====== Data rows

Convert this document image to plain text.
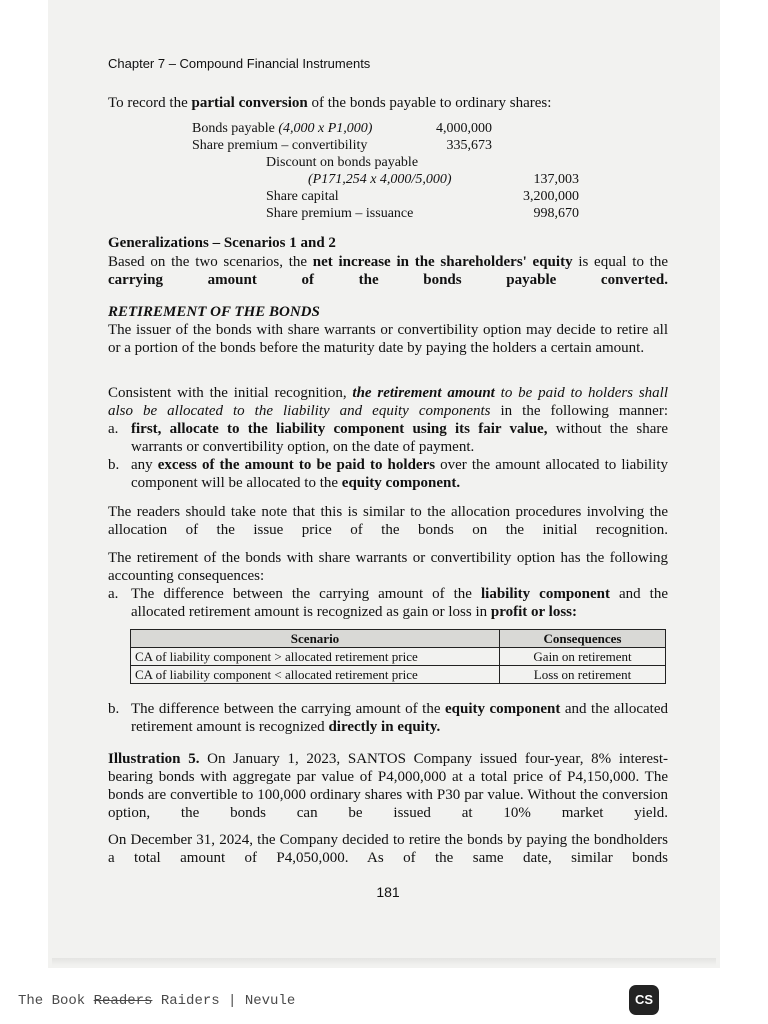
Chapter 7 – Compound Financial Instruments
To record the partial conversion of the bonds payable to ordinary shares:
Bonds payable (4,000 x P1,000)	4,000,000
Share premium – convertibility	335,673
Discount on bonds payable
(P171,254 x 4,000/5,000)	137,003
Share capital	3,200,000
Share premium – issuance	998,670
Generalizations – Scenarios 1 and 2
Based on the two scenarios, the net increase in the shareholders' equity is equal to the carrying amount of the bonds payable converted.
RETIREMENT OF THE BONDS
The issuer of the bonds with share warrants or convertibility option may decide to retire all or a portion of the bonds before the maturity date by paying the holders a certain amount.
Consistent with the initial recognition, the retirement amount to be paid to holders shall also be allocated to the liability and equity components in the following manner:
a. first, allocate to the liability component using its fair value, without the share warrants or convertibility option, on the date of payment.
b. any excess of the amount to be paid to holders over the amount allocated to liability component will be allocated to the equity component.
The readers should take note that this is similar to the allocation procedures involving the allocation of the issue price of the bonds on the initial recognition.
The retirement of the bonds with share warrants or convertibility option has the following accounting consequences:
a. The difference between the carrying amount of the liability component and the allocated retirement amount is recognized as gain or loss in profit or loss:
Scenario	Consequences
CA of liability component > allocated retirement price	Gain on retirement
CA of liability component < allocated retirement price	Loss on retirement
b. The difference between the carrying amount of the equity component and the allocated retirement amount is recognized directly in equity.
Illustration 5. On January 1, 2023, SANTOS Company issued four-year, 8% interest-bearing bonds with aggregate par value of P4,000,000 at a total price of P4,150,000. The bonds are convertible to 100,000 ordinary shares with P30 par value. Without the conversion option, the bonds can be issued at 10% market yield.
On December 31, 2024, the Company decided to retire the bonds by paying the bondholders a total amount of P4,050,000. As of the same date, similar bonds
181
The Book Readers Raiders | Nevule	CS
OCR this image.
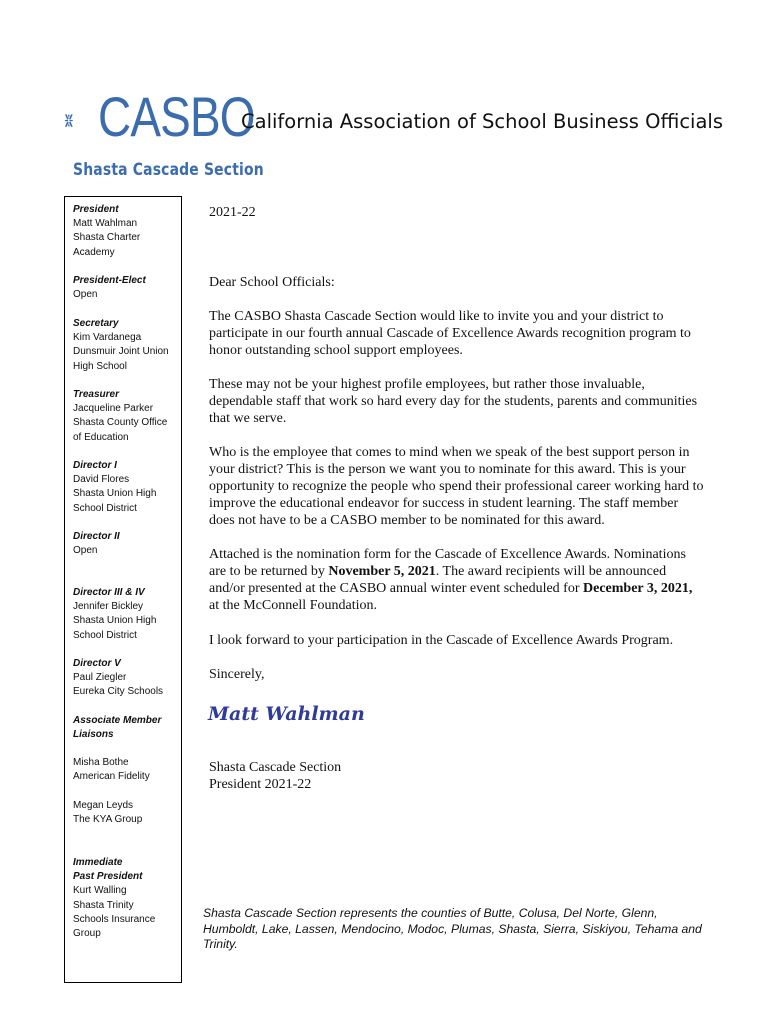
CASBO
California Association of School Business Officials
Shasta Cascade Section
President
Matt Wahlman
Shasta Charter
Academy
President-Elect
Open
Secretary
Kim Vardanega
Dunsmuir Joint Union
High School
Treasurer
Jacqueline Parker
Shasta County Office
of Education
Director I
David Flores
Shasta Union High
School District
Director II
Open
Director III & IV
Jennifer Bickley
Shasta Union High
School District
Director V
Paul Ziegler
Eureka City Schools
Associate Member
Liaisons
Misha Bothe
American Fidelity
Megan Leyds
The KYA Group
Immediate
Past President
Kurt Walling
Shasta Trinity
Schools Insurance
Group
2021-22
Dear School Officials:
The CASBO Shasta Cascade Section would like to invite you and your district to
participate in our fourth annual Cascade of Excellence Awards recognition program to
honor outstanding school support employees.
These may not be your highest profile employees, but rather those invaluable,
dependable staff that work so hard every day for the students, parents and communities
that we serve.
Who is the employee that comes to mind when we speak of the best support person in
your district? This is the person we want you to nominate for this award. This is your
opportunity to recognize the people who spend their professional career working hard to
improve the educational endeavor for success in student learning. The staff member
does not have to be a CASBO member to be nominated for this award.
Attached is the nomination form for the Cascade of Excellence Awards. Nominations
are to be returned by November 5, 2021. The award recipients will be announced
and/or presented at the CASBO annual winter event scheduled for December 3, 2021,
at the McConnell Foundation.
I look forward to your participation in the Cascade of Excellence Awards Program.
Sincerely,
Shasta Cascade Section
President 2021-22
Matt Wahlman
Shasta Cascade Section represents the counties of Butte, Colusa, Del Norte, Glenn, Humboldt, Lake, Lassen, Mendocino, Modoc, Plumas, Shasta, Sierra, Siskiyou, Tehama and Trinity.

============

Description of the task
Set down the records in full and exactly. Do not carry over any image.

Output
Convert this document image to plain text.
Chapter 7 – Compound Financial Instruments
To record the partial conversion of the bonds payable to ordinary shares:
Bonds payable (4,000 x P1,000)	4,000,000
Share premium – convertibility	335,673
Discount on bonds payable
(P171,254 x 4,000/5,000)	137,003
Share capital	3,200,000
Share premium – issuance	998,670
Generalizations – Scenarios 1 and 2
Based on the two scenarios, the net increase in the shareholders' equity is equal to the carrying amount of the bonds payable converted.
RETIREMENT OF THE BONDS
The issuer of the bonds with share warrants or convertibility option may decide to retire all or a portion of the bonds before the maturity date by paying the holders a certain amount.
Consistent with the initial recognition, the retirement amount to be paid to holders shall also be allocated to the liability and equity components in the following manner:
a. first, allocate to the liability component using its fair value, without the share warrants or convertibility option, on the date of payment.
b. any excess of the amount to be paid to holders over the amount allocated to liability component will be allocated to the equity component.
The readers should take note that this is similar to the allocation procedures involving the allocation of the issue price of the bonds on the initial recognition.
The retirement of the bonds with share warrants or convertibility option has the following accounting consequences:
a. The difference between the carrying amount of the liability component and the allocated retirement amount is recognized as gain or loss in profit or loss:
Scenario	Consequences
CA of liability component > allocated retirement price	Gain on retirement
CA of liability component < allocated retirement price	Loss on retirement
b. The difference between the carrying amount of the equity component and the allocated retirement amount is recognized directly in equity.
Illustration 5. On January 1, 2023, SANTOS Company issued four-year, 8% interest-bearing bonds with aggregate par value of P4,000,000 at a total price of P4,150,000. The bonds are convertible to 100,000 ordinary shares with P30 par value. Without the conversion option, the bonds can be issued at 10% market yield.
On December 31, 2024, the Company decided to retire the bonds by paying the bondholders a total amount of P4,050,000. As of the same date, similar bonds
181
The Book Readers Raiders | Nevule	CS
OCR this image.
CASBO
California Association of School Business Officials
Shasta Cascade Section
President
Matt Wahlman
Shasta Charter
Academy
President-Elect
Open
Secretary
Kim Vardanega
Dunsmuir Joint Union
High School
Treasurer
Jacqueline Parker
Shasta County Office
of Education
Director I
David Flores
Shasta Union High
School District
Director II
Open
Director III & IV
Jennifer Bickley
Shasta Union High
School District
Director V
Paul Ziegler
Eureka City Schools
Associate Member
Liaisons
Misha Bothe
American Fidelity
Megan Leyds
The KYA Group
Immediate
Past President
Kurt Walling
Shasta Trinity
Schools Insurance
Group
2021-22
Dear School Officials:
The CASBO Shasta Cascade Section would like to invite you and your district to
participate in our fourth annual Cascade of Excellence Awards recognition program to
honor outstanding school support employees.
These may not be your highest profile employees, but rather those invaluable,
dependable staff that work so hard every day for the students, parents and communities
that we serve.
Who is the employee that comes to mind when we speak of the best support person in
your district? This is the person we want you to nominate for this award. This is your
opportunity to recognize the people who spend their professional career working hard to
improve the educational endeavor for success in student learning. The staff member
does not have to be a CASBO member to be nominated for this award.
Attached is the nomination form for the Cascade of Excellence Awards. Nominations
are to be returned by November 5, 2021. The award recipients will be announced
and/or presented at the CASBO annual winter event scheduled for December 3, 2021,
at the McConnell Foundation.
I look forward to your participation in the Cascade of Excellence Awards Program.
Sincerely,
Shasta Cascade Section
President 2021-22
Matt Wahlman
Shasta Cascade Section represents the counties of Butte, Colusa, Del Norte, Glenn, Humboldt, Lake, Lassen, Mendocino, Modoc, Plumas, Shasta, Sierra, Siskiyou, Tehama and Trinity.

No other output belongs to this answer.